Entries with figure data

-.-.-

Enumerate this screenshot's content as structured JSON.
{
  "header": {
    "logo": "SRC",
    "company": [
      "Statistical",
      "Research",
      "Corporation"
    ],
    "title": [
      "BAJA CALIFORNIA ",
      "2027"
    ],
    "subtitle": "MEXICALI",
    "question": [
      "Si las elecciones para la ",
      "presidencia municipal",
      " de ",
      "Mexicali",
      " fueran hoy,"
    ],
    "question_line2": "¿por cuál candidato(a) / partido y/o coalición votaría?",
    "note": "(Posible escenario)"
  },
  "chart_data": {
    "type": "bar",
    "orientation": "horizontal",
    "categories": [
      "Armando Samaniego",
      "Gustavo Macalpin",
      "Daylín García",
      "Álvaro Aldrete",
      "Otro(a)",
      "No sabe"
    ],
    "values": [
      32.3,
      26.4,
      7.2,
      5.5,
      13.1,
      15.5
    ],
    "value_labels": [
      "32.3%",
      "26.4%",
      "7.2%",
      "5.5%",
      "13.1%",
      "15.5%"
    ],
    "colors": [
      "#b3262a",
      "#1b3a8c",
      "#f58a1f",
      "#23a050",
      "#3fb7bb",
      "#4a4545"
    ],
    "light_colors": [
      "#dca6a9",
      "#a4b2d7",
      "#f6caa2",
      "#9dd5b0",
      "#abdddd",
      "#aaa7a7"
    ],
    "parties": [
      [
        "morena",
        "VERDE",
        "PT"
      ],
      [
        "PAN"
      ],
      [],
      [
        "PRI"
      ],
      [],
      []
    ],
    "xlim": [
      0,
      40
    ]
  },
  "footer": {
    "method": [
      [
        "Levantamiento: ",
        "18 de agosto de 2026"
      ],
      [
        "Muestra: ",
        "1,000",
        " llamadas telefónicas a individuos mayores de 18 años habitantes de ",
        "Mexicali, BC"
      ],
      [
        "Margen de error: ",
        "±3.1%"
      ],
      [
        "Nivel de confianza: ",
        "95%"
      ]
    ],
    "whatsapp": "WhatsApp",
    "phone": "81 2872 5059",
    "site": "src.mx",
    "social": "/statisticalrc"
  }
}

-.-.-

_THE TASK_
Every entry should be printed again exactly as it stands.

_COMPLETED EXERCISE_
Enumerate this screenshot's content as structured JSON.
{
  "header": {
    "logo": "SRC",
    "company": [
      "Statistical",
      "Research",
      "Corporation"
    ],
    "title": [
      "BAJA CALIFORNIA ",
      "2027"
    ],
    "subtitle": "MEXICALI",
    "question": [
      "Si las elecciones para la ",
      "presidencia municipal",
      " de ",
      "Mexicali",
      " fueran hoy,"
    ],
    "question_line2": "¿por cuál candidato(a) / partido y/o coalición votaría?",
    "note": "(Posible escenario)"
  },
  "chart_data": {
    "type": "bar",
    "orientation": "horizontal",
    "categories": [
      "Armando Samaniego",
      "Gustavo Macalpin",
      "Daylín García",
      "Álvaro Aldrete",
      "Otro(a)",
      "No sabe"
    ],
    "values": [
      32.3,
      26.4,
      7.2,
      5.5,
      13.1,
      15.5
    ],
    "value_labels": [
      "32.3%",
      "26.4%",
      "7.2%",
      "5.5%",
      "13.1%",
      "15.5%"
    ],
    "colors": [
      "#b3262a",
      "#1b3a8c",
      "#f58a1f",
      "#23a050",
      "#3fb7bb",
      "#4a4545"
    ],
    "light_colors": [
      "#dca6a9",
      "#a4b2d7",
      "#f6caa2",
      "#9dd5b0",
      "#abdddd",
      "#aaa7a7"
    ],
    "parties": [
      [
        "morena",
        "VERDE",
        "PT"
      ],
      [
        "PAN"
      ],
      [],
      [
        "PRI"
      ],
      [],
      []
    ],
    "xlim": [
      0,
      40
    ]
  },
  "footer": {
    "method": [
      [
        "Levantamiento: ",
        "18 de agosto de 2026"
      ],
      [
        "Muestra: ",
        "1,000",
        " llamadas telefónicas a individuos mayores de 18 años habitantes de ",
        "Mexicali, BC"
      ],
      [
        "Margen de error: ",
        "±3.1%"
      ],
      [
        "Nivel de confianza: ",
        "95%"
      ]
    ],
    "whatsapp": "WhatsApp",
    "phone": "81 2872 5059",
    "site": "src.mx",
    "social": "/statisticalrc"
  }
}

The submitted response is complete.